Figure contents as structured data
□ □ □

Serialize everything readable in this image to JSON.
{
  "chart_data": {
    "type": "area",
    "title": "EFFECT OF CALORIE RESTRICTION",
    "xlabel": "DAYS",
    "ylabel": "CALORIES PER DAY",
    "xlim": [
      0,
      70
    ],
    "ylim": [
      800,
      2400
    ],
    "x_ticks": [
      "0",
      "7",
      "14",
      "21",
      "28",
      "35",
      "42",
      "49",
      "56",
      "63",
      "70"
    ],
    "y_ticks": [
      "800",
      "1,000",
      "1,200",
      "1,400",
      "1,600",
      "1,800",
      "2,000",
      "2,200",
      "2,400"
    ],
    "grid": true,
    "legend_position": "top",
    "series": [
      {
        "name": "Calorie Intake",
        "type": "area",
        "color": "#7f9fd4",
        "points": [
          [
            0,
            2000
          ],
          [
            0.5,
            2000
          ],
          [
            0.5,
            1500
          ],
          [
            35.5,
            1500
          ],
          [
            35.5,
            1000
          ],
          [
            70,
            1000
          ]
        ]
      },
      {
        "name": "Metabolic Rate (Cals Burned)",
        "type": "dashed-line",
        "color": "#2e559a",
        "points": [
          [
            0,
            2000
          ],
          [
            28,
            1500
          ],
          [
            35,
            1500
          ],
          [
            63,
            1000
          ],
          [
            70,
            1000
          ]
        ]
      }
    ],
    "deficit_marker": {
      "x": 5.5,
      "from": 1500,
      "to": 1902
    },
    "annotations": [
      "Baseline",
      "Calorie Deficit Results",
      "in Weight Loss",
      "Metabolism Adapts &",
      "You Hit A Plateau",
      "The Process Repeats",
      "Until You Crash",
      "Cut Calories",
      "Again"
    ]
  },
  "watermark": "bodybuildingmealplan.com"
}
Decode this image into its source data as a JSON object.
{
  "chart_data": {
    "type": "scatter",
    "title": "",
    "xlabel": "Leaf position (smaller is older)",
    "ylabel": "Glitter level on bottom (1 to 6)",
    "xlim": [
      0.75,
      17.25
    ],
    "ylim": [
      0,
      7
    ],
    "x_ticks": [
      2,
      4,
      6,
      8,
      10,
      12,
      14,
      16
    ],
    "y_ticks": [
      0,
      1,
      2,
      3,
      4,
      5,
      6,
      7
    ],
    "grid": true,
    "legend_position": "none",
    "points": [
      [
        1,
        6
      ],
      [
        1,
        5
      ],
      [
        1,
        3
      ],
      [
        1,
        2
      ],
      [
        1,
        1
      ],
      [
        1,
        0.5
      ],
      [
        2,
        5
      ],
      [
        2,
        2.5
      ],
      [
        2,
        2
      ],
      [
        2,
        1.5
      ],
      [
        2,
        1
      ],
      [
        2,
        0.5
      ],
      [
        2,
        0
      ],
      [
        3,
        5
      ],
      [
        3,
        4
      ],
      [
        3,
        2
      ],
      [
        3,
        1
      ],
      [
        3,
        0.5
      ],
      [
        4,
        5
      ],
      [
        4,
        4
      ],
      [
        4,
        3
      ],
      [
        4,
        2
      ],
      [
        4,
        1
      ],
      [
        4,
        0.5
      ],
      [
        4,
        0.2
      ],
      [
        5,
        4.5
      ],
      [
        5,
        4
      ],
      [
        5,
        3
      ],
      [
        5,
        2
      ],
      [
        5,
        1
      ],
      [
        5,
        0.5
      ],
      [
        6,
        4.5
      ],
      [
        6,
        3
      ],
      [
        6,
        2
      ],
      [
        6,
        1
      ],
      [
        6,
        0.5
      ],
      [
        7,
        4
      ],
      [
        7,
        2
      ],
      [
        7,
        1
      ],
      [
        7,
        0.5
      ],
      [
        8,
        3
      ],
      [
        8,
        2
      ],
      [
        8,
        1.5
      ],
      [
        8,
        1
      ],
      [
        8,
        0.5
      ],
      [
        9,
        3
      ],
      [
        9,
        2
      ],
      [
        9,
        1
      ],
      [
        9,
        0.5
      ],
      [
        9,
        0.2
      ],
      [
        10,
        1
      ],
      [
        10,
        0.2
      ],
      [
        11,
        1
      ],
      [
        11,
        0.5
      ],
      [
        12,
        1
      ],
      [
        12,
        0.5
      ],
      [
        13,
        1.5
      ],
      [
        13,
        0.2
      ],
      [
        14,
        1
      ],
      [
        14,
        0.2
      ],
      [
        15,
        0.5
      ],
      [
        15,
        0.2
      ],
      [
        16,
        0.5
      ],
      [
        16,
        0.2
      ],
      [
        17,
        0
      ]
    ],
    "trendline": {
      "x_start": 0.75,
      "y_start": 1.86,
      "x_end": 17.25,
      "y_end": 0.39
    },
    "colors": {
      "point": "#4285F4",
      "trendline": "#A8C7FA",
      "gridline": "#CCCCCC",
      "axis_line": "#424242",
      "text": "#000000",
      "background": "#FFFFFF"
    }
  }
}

□ □ □

*Task instructions*. Quote the material exactly, leaving nothing out.

*Reply to the exercise*.
Serialize everything readable in this image to JSON.
{
  "chart_data": {
    "type": "area",
    "title": "EFFECT OF CALORIE RESTRICTION",
    "xlabel": "DAYS",
    "ylabel": "CALORIES PER DAY",
    "xlim": [
      0,
      70
    ],
    "ylim": [
      800,
      2400
    ],
    "x_ticks": [
      "0",
      "7",
      "14",
      "21",
      "28",
      "35",
      "42",
      "49",
      "56",
      "63",
      "70"
    ],
    "y_ticks": [
      "800",
      "1,000",
      "1,200",
      "1,400",
      "1,600",
      "1,800",
      "2,000",
      "2,200",
      "2,400"
    ],
    "grid": true,
    "legend_position": "top",
    "series": [
      {
        "name": "Calorie Intake",
        "type": "area",
        "color": "#7f9fd4",
        "points": [
          [
            0,
            2000
          ],
          [
            0.5,
            2000
          ],
          [
            0.5,
            1500
          ],
          [
            35.5,
            1500
          ],
          [
            35.5,
            1000
          ],
          [
            70,
            1000
          ]
        ]
      },
      {
        "name": "Metabolic Rate (Cals Burned)",
        "type": "dashed-line",
        "color": "#2e559a",
        "points": [
          [
            0,
            2000
          ],
          [
            28,
            1500
          ],
          [
            35,
            1500
          ],
          [
            63,
            1000
          ],
          [
            70,
            1000
          ]
        ]
      }
    ],
    "deficit_marker": {
      "x": 5.5,
      "from": 1500,
      "to": 1902
    },
    "annotations": [
      "Baseline",
      "Calorie Deficit Results",
      "in Weight Loss",
      "Metabolism Adapts &",
      "You Hit A Plateau",
      "The Process Repeats",
      "Until You Crash",
      "Cut Calories",
      "Again"
    ]
  },
  "watermark": "bodybuildingmealplan.com"
}
Decode this image into its source data as a JSON object.
{
  "chart_data": {
    "type": "scatter",
    "title": "",
    "xlabel": "Leaf position (smaller is older)",
    "ylabel": "Glitter level on bottom (1 to 6)",
    "xlim": [
      0.75,
      17.25
    ],
    "ylim": [
      0,
      7
    ],
    "x_ticks": [
      2,
      4,
      6,
      8,
      10,
      12,
      14,
      16
    ],
    "y_ticks": [
      0,
      1,
      2,
      3,
      4,
      5,
      6,
      7
    ],
    "grid": true,
    "legend_position": "none",
    "points": [
      [
        1,
        6
      ],
      [
        1,
        5
      ],
      [
        1,
        3
      ],
      [
        1,
        2
      ],
      [
        1,
        1
      ],
      [
        1,
        0.5
      ],
      [
        2,
        5
      ],
      [
        2,
        2.5
      ],
      [
        2,
        2
      ],
      [
        2,
        1.5
      ],
      [
        2,
        1
      ],
      [
        2,
        0.5
      ],
      [
        2,
        0
      ],
      [
        3,
        5
      ],
      [
        3,
        4
      ],
      [
        3,
        2
      ],
      [
        3,
        1
      ],
      [
        3,
        0.5
      ],
      [
        4,
        5
      ],
      [
        4,
        4
      ],
      [
        4,
        3
      ],
      [
        4,
        2
      ],
      [
        4,
        1
      ],
      [
        4,
        0.5
      ],
      [
        4,
        0.2
      ],
      [
        5,
        4.5
      ],
      [
        5,
        4
      ],
      [
        5,
        3
      ],
      [
        5,
        2
      ],
      [
        5,
        1
      ],
      [
        5,
        0.5
      ],
      [
        6,
        4.5
      ],
      [
        6,
        3
      ],
      [
        6,
        2
      ],
      [
        6,
        1
      ],
      [
        6,
        0.5
      ],
      [
        7,
        4
      ],
      [
        7,
        2
      ],
      [
        7,
        1
      ],
      [
        7,
        0.5
      ],
      [
        8,
        3
      ],
      [
        8,
        2
      ],
      [
        8,
        1.5
      ],
      [
        8,
        1
      ],
      [
        8,
        0.5
      ],
      [
        9,
        3
      ],
      [
        9,
        2
      ],
      [
        9,
        1
      ],
      [
        9,
        0.5
      ],
      [
        9,
        0.2
      ],
      [
        10,
        1
      ],
      [
        10,
        0.2
      ],
      [
        11,
        1
      ],
      [
        11,
        0.5
      ],
      [
        12,
        1
      ],
      [
        12,
        0.5
      ],
      [
        13,
        1.5
      ],
      [
        13,
        0.2
      ],
      [
        14,
        1
      ],
      [
        14,
        0.2
      ],
      [
        15,
        0.5
      ],
      [
        15,
        0.2
      ],
      [
        16,
        0.5
      ],
      [
        16,
        0.2
      ],
      [
        17,
        0
      ]
    ],
    "trendline": {
      "x_start": 0.75,
      "y_start": 1.86,
      "x_end": 17.25,
      "y_end": 0.39
    },
    "colors": {
      "point": "#4285F4",
      "trendline": "#A8C7FA",
      "gridline": "#CCCCCC",
      "axis_line": "#424242",
      "text": "#000000",
      "background": "#FFFFFF"
    }
  }
}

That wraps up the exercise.